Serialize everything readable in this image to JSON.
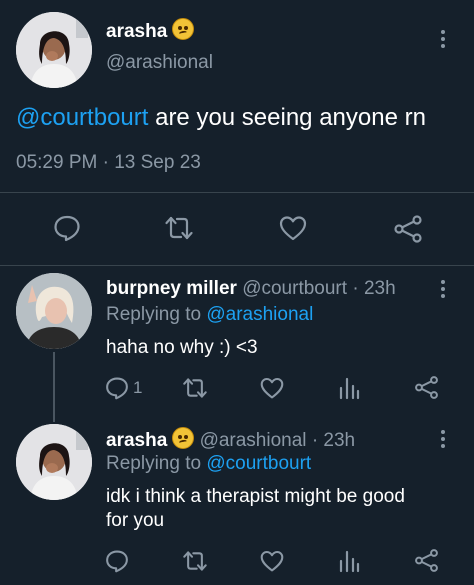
{
  "main_tweet": {
    "display_name": "arasha",
    "handle": "@arashional",
    "mention": "@courtbourt",
    "text": " are you seeing anyone rn",
    "time": "05:29 PM",
    "sep": "·",
    "date": "13 Sep 23"
  },
  "reply1": {
    "display_name": "burpney miller",
    "handle": "@courtbourt",
    "sep": "·",
    "age": "23h",
    "replying_to_prefix": "Replying to ",
    "replying_to": "@arashional",
    "text": "haha no why :) <3",
    "reply_count": "1"
  },
  "reply2": {
    "display_name": "arasha",
    "handle": "@arashional",
    "sep": "·",
    "age": "23h",
    "replying_to_prefix": "Replying to ",
    "replying_to": "@courtbourt",
    "text_line1": "idk i think a therapist might be good",
    "text_line2": "for you"
  },
  "icons": {
    "reply": "speech-bubble-icon",
    "retweet": "retweet-icon",
    "like": "heart-icon",
    "share": "share-icon",
    "analytics": "bar-chart-icon",
    "more": "more-vertical-icon",
    "emoji": "pleading-face-emoji"
  },
  "colors": {
    "background": "#15202b",
    "link": "#1da1f2",
    "muted": "#8b98a5",
    "divider": "#38444d"
  }
}
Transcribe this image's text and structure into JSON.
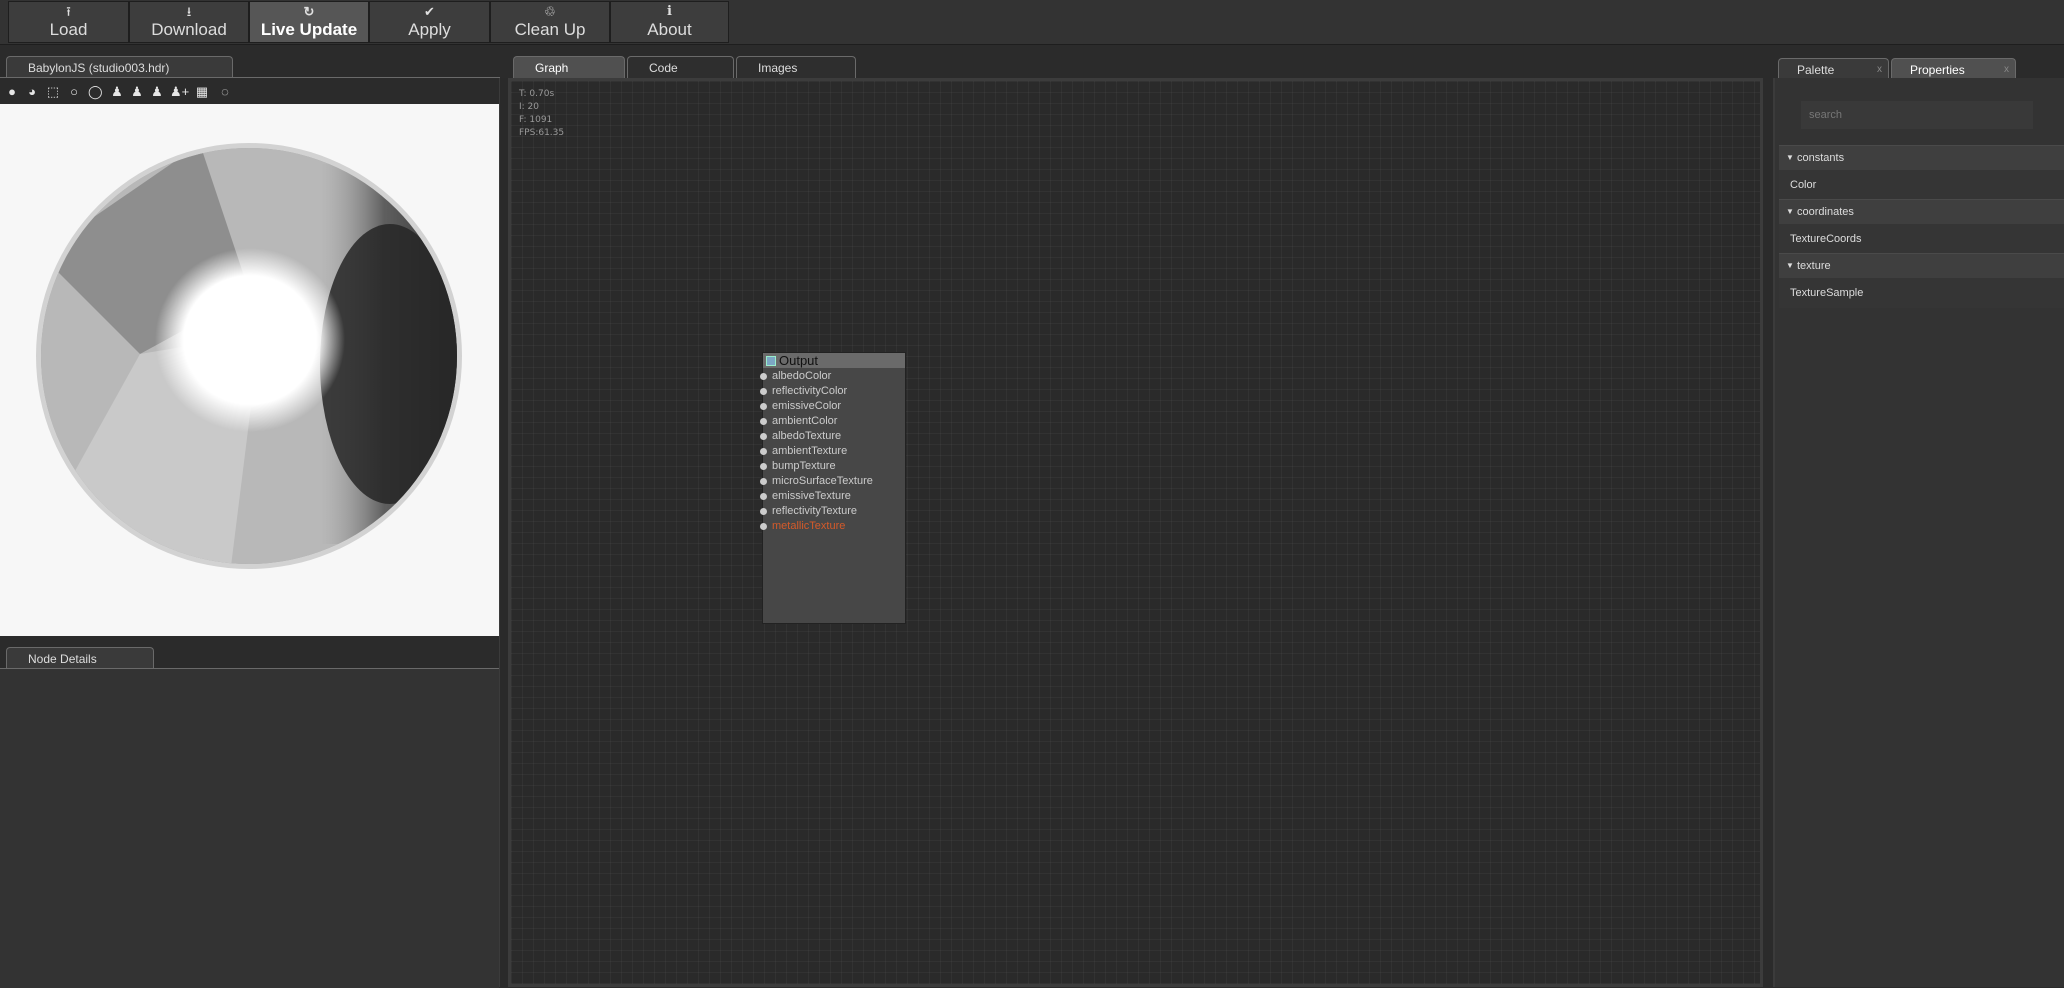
{
  "toolbar": {
    "buttons": [
      {
        "label": "Load",
        "icon": "upload-icon"
      },
      {
        "label": "Download",
        "icon": "download-icon"
      },
      {
        "label": "Live Update",
        "icon": "refresh-icon"
      },
      {
        "label": "Apply",
        "icon": "check-circle-icon"
      },
      {
        "label": "Clean Up",
        "icon": "trash-icon"
      },
      {
        "label": "About",
        "icon": "info-icon"
      }
    ]
  },
  "preview": {
    "tab_label": "BabylonJS (studio003.hdr)",
    "toolbar_icons": [
      "sphere-icon",
      "globe-icon",
      "cube-icon",
      "circle-icon",
      "circle-outline-icon",
      "user-icon",
      "user-icon",
      "user-icon",
      "user-add-icon",
      "grid-icon",
      "spinner-icon"
    ]
  },
  "node_details": {
    "tab_label": "Node Details"
  },
  "graph": {
    "tabs": [
      "Graph",
      "Code",
      "Images"
    ],
    "stats": {
      "time": "T: 0.70s",
      "iterations": "I: 20",
      "frames": "F: 1091",
      "fps": "FPS:61.35"
    },
    "output_node": {
      "title": "Output",
      "ports": [
        "albedoColor",
        "reflectivityColor",
        "emissiveColor",
        "ambientColor",
        "albedoTexture",
        "ambientTexture",
        "bumpTexture",
        "microSurfaceTexture",
        "emissiveTexture",
        "reflectivityTexture",
        "metallicTexture"
      ],
      "error_port": "metallicTexture"
    }
  },
  "right_panel": {
    "tabs": [
      {
        "label": "Palette",
        "close": "x"
      },
      {
        "label": "Properties",
        "close": "x"
      }
    ],
    "search_placeholder": "search",
    "categories": [
      {
        "name": "constants",
        "items": [
          "Color"
        ]
      },
      {
        "name": "coordinates",
        "items": [
          "TextureCoords"
        ]
      },
      {
        "name": "texture",
        "items": [
          "TextureSample"
        ]
      }
    ]
  },
  "colors": {
    "background": "#2b2b2b",
    "toolbar": "#333333",
    "active_button": "#565656",
    "node_error_label": "#d45a2a",
    "node_header": "#6a6a6a"
  }
}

▬▬▬▬▬▬▬▬▬▬

* **Your goal**:
Pictures excluded, quote all the data above exactly.

* **Answer to the task**:
Serialize everything readable in this image to JSON.
{
  "main_tweet": {
    "display_name": "arasha",
    "handle": "@arashional",
    "mention": "@courtbourt",
    "text": " are you seeing anyone rn",
    "time": "05:29 PM",
    "sep": "·",
    "date": "13 Sep 23"
  },
  "reply1": {
    "display_name": "burpney miller",
    "handle": "@courtbourt",
    "sep": "·",
    "age": "23h",
    "replying_to_prefix": "Replying to ",
    "replying_to": "@arashional",
    "text": "haha no why :) <3",
    "reply_count": "1"
  },
  "reply2": {
    "display_name": "arasha",
    "handle": "@arashional",
    "sep": "·",
    "age": "23h",
    "replying_to_prefix": "Replying to ",
    "replying_to": "@courtbourt",
    "text_line1": "idk i think a therapist might be good",
    "text_line2": "for you"
  },
  "icons": {
    "reply": "speech-bubble-icon",
    "retweet": "retweet-icon",
    "like": "heart-icon",
    "share": "share-icon",
    "analytics": "bar-chart-icon",
    "more": "more-vertical-icon",
    "emoji": "pleading-face-emoji"
  },
  "colors": {
    "background": "#15202b",
    "link": "#1da1f2",
    "muted": "#8b98a5",
    "divider": "#38444d"
  }
}
Transcribe this image's text and structure into JSON.
{
  "toolbar": {
    "buttons": [
      {
        "label": "Load",
        "icon": "upload-icon"
      },
      {
        "label": "Download",
        "icon": "download-icon"
      },
      {
        "label": "Live Update",
        "icon": "refresh-icon"
      },
      {
        "label": "Apply",
        "icon": "check-circle-icon"
      },
      {
        "label": "Clean Up",
        "icon": "trash-icon"
      },
      {
        "label": "About",
        "icon": "info-icon"
      }
    ]
  },
  "preview": {
    "tab_label": "BabylonJS (studio003.hdr)",
    "toolbar_icons": [
      "sphere-icon",
      "globe-icon",
      "cube-icon",
      "circle-icon",
      "circle-outline-icon",
      "user-icon",
      "user-icon",
      "user-icon",
      "user-add-icon",
      "grid-icon",
      "spinner-icon"
    ]
  },
  "node_details": {
    "tab_label": "Node Details"
  },
  "graph": {
    "tabs": [
      "Graph",
      "Code",
      "Images"
    ],
    "stats": {
      "time": "T: 0.70s",
      "iterations": "I: 20",
      "frames": "F: 1091",
      "fps": "FPS:61.35"
    },
    "output_node": {
      "title": "Output",
      "ports": [
        "albedoColor",
        "reflectivityColor",
        "emissiveColor",
        "ambientColor",
        "albedoTexture",
        "ambientTexture",
        "bumpTexture",
        "microSurfaceTexture",
        "emissiveTexture",
        "reflectivityTexture",
        "metallicTexture"
      ],
      "error_port": "metallicTexture"
    }
  },
  "right_panel": {
    "tabs": [
      {
        "label": "Palette",
        "close": "x"
      },
      {
        "label": "Properties",
        "close": "x"
      }
    ],
    "search_placeholder": "search",
    "categories": [
      {
        "name": "constants",
        "items": [
          "Color"
        ]
      },
      {
        "name": "coordinates",
        "items": [
          "TextureCoords"
        ]
      },
      {
        "name": "texture",
        "items": [
          "TextureSample"
        ]
      }
    ]
  },
  "colors": {
    "background": "#2b2b2b",
    "toolbar": "#333333",
    "active_button": "#565656",
    "node_error_label": "#d45a2a",
    "node_header": "#6a6a6a"
  }
}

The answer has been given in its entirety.